>> BEGIN Supplied material

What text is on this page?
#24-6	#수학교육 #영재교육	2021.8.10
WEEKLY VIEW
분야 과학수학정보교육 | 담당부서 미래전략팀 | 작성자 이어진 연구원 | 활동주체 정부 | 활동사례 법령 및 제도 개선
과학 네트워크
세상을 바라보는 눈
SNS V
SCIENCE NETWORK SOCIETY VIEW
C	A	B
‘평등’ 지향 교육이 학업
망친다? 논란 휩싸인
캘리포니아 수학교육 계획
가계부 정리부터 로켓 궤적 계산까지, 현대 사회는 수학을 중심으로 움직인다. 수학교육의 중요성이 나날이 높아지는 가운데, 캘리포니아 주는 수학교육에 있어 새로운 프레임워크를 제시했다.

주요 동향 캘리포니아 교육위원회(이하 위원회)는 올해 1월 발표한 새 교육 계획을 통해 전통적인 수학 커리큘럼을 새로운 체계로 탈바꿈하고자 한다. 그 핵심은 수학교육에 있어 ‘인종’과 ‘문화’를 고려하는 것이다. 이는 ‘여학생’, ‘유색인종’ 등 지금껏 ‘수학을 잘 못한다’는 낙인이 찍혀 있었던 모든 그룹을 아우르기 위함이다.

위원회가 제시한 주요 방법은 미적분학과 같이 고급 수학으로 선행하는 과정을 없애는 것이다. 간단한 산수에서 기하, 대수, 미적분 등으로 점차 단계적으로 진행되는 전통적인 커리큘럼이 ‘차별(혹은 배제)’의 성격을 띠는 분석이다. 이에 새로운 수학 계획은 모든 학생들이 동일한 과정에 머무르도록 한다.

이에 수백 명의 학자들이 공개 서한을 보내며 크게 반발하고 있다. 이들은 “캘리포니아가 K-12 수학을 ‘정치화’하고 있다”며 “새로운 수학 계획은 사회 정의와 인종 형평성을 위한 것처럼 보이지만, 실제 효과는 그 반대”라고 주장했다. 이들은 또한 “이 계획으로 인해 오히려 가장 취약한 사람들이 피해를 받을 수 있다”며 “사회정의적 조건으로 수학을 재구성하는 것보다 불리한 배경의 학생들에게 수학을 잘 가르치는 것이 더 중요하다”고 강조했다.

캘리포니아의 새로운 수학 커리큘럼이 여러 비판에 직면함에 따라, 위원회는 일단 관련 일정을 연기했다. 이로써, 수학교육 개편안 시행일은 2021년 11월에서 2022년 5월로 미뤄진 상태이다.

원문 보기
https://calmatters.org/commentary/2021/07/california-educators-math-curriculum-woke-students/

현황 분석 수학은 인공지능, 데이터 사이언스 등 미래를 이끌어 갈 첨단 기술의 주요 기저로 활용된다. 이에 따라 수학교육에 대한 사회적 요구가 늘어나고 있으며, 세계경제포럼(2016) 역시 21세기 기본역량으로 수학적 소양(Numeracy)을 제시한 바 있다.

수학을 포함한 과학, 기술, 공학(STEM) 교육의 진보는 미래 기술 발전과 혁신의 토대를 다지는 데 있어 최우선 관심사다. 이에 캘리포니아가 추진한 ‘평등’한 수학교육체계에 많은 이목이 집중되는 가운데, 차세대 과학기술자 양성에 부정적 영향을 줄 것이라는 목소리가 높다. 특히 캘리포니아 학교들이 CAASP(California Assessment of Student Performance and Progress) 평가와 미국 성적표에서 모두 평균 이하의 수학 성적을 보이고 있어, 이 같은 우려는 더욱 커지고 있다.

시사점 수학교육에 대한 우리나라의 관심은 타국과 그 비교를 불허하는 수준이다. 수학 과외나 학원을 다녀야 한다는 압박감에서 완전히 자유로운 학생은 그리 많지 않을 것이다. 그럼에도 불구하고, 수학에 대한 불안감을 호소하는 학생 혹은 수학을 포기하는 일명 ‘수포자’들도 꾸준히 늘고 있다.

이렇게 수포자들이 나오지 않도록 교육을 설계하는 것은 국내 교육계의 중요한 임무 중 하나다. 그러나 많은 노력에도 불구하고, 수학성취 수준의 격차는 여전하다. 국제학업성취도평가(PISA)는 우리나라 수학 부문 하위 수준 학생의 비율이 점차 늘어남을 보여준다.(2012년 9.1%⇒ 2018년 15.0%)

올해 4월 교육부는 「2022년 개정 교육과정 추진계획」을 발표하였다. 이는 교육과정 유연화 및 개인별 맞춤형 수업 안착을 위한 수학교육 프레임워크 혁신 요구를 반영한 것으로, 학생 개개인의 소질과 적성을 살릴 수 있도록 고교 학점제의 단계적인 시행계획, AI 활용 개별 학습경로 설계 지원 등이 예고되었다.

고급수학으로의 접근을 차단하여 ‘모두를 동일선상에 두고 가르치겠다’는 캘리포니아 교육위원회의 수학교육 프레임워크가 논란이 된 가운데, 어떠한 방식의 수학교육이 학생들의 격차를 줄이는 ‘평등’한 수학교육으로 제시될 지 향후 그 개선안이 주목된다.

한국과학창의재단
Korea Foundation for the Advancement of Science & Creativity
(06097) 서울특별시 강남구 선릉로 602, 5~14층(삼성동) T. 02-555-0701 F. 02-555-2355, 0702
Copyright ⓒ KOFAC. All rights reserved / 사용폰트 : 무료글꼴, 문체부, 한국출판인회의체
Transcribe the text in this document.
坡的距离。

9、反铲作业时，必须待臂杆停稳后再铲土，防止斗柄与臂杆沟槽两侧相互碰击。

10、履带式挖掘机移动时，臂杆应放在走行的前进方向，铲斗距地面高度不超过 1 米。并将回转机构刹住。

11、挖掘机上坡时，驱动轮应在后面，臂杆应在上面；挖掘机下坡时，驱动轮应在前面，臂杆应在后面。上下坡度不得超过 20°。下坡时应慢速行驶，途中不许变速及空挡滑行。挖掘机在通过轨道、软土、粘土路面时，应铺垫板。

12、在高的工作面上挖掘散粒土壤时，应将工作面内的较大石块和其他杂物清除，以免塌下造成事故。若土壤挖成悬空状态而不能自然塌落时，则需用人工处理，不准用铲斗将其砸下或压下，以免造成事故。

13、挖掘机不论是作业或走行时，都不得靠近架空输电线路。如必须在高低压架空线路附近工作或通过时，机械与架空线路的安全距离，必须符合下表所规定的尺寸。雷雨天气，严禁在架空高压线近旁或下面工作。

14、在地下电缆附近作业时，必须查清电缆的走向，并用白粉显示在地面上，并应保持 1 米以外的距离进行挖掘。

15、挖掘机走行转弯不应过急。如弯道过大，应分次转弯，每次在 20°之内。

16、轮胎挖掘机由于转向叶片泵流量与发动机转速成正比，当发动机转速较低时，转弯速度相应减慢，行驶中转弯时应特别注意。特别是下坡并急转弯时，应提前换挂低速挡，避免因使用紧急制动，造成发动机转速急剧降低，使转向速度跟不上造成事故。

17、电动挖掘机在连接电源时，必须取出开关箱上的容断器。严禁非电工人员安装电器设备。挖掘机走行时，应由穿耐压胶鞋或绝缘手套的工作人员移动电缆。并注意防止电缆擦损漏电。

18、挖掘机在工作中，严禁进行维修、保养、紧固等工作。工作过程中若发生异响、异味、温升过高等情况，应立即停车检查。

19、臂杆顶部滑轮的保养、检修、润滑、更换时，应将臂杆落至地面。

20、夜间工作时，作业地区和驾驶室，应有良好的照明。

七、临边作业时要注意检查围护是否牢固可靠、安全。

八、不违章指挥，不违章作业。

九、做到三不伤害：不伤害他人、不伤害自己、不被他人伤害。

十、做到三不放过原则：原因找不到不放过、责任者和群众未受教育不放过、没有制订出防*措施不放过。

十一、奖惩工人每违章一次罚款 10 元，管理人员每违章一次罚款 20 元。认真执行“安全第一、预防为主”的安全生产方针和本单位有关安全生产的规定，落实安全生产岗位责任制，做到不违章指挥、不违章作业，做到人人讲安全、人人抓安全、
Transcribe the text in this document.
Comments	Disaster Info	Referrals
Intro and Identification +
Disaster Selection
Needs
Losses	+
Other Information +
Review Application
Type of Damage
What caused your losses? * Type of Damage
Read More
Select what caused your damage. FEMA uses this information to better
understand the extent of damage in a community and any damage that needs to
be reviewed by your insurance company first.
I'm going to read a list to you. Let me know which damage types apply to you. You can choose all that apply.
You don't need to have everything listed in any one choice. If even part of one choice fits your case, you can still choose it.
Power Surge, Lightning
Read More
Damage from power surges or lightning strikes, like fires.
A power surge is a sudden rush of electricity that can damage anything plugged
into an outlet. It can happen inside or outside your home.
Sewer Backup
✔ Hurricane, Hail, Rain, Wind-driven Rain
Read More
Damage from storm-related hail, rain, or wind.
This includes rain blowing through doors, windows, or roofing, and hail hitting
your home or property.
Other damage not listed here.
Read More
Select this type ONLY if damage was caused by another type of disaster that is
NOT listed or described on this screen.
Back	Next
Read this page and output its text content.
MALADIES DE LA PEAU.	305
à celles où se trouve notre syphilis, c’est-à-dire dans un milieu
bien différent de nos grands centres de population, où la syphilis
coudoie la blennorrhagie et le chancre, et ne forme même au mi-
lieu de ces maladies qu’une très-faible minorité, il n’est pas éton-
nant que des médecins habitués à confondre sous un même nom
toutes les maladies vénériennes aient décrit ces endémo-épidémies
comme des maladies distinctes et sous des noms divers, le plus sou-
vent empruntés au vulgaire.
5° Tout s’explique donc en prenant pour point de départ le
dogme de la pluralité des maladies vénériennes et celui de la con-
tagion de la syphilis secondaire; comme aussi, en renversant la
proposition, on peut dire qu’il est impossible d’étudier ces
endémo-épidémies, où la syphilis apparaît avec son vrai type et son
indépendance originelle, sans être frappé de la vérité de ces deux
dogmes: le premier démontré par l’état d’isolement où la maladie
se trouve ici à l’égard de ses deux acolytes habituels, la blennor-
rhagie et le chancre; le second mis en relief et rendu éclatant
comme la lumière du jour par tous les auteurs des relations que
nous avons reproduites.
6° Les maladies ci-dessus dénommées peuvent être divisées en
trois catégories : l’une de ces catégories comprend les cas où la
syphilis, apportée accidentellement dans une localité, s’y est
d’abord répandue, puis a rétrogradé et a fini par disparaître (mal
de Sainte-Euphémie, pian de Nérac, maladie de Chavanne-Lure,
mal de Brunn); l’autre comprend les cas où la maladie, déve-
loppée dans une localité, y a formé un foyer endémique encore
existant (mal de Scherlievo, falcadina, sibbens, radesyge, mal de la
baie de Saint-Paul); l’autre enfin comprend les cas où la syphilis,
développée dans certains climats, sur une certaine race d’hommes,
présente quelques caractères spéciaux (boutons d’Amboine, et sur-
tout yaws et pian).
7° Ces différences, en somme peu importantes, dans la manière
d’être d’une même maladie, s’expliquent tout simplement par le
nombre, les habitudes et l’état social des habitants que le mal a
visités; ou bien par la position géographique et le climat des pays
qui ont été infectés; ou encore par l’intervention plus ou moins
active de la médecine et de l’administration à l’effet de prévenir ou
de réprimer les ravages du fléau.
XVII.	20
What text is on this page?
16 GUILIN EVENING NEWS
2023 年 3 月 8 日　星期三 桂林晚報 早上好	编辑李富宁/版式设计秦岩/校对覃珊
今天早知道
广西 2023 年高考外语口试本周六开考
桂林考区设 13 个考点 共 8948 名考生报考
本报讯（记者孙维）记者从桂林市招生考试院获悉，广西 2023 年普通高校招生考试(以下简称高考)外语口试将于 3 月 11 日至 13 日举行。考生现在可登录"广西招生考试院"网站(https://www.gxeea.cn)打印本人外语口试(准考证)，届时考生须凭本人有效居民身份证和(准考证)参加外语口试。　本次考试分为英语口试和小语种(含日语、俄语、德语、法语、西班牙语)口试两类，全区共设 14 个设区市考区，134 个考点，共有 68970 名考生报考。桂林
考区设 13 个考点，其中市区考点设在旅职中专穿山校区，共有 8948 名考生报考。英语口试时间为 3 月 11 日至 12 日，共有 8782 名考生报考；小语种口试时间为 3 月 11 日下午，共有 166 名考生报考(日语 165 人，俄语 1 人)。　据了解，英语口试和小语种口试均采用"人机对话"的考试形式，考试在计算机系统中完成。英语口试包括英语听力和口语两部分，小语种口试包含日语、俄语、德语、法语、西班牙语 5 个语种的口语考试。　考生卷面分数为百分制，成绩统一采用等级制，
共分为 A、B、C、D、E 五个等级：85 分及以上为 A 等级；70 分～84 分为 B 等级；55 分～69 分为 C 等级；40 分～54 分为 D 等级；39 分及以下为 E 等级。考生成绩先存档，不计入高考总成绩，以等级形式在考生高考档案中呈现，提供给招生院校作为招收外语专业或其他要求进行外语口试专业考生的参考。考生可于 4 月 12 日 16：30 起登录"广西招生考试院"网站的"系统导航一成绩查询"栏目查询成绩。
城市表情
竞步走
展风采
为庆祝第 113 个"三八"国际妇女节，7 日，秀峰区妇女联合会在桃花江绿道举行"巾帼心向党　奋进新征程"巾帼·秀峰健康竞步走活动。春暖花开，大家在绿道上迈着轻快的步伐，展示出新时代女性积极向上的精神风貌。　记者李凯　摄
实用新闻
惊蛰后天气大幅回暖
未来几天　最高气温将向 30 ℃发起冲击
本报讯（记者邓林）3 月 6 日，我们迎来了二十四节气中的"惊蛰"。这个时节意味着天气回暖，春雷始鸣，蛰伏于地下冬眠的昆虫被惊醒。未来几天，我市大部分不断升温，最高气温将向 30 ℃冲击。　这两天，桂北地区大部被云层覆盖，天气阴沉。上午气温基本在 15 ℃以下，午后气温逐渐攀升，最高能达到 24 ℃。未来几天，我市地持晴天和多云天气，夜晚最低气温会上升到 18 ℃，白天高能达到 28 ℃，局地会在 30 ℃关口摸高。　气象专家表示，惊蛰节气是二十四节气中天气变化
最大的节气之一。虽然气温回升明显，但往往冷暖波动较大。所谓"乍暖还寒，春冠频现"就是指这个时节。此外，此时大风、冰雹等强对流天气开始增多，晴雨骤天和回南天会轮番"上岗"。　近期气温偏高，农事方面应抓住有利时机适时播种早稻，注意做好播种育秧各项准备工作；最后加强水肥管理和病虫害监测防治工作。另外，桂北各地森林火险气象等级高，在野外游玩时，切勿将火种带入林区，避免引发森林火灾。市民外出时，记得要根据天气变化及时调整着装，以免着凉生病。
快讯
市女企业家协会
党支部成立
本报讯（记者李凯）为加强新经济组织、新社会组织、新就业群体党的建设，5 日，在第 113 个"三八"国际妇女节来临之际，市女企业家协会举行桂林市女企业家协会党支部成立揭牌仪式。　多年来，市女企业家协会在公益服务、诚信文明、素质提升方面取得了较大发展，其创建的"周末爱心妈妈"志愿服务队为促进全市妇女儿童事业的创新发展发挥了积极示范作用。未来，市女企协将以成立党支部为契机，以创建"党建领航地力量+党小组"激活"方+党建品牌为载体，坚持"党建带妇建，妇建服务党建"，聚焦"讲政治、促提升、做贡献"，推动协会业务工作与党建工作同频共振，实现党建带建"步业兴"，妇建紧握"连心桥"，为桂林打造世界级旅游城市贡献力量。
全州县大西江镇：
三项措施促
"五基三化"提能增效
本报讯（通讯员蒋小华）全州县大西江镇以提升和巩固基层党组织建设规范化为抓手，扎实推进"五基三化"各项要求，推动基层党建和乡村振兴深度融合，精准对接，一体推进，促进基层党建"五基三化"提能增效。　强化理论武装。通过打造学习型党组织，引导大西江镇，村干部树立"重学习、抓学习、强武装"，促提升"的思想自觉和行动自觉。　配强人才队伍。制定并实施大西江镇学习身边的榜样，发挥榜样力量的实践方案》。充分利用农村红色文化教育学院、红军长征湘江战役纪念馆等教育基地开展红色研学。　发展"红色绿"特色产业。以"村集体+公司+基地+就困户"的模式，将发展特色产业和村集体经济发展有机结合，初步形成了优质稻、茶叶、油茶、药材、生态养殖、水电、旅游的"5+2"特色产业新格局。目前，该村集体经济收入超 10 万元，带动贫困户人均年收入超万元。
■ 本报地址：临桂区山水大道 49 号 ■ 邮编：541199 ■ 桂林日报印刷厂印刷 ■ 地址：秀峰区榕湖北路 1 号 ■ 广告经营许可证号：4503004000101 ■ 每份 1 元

>> END Supplied material

• Stated goal:
Report all lines of the material that contain the word "choose".

• Exercise result:
I'm going to read a list to you. Let me know which damage types apply to you. You can choose all that apply.
You don't need to have everything listed in any one choice. If even part of one choice fits your case, you can still choose it.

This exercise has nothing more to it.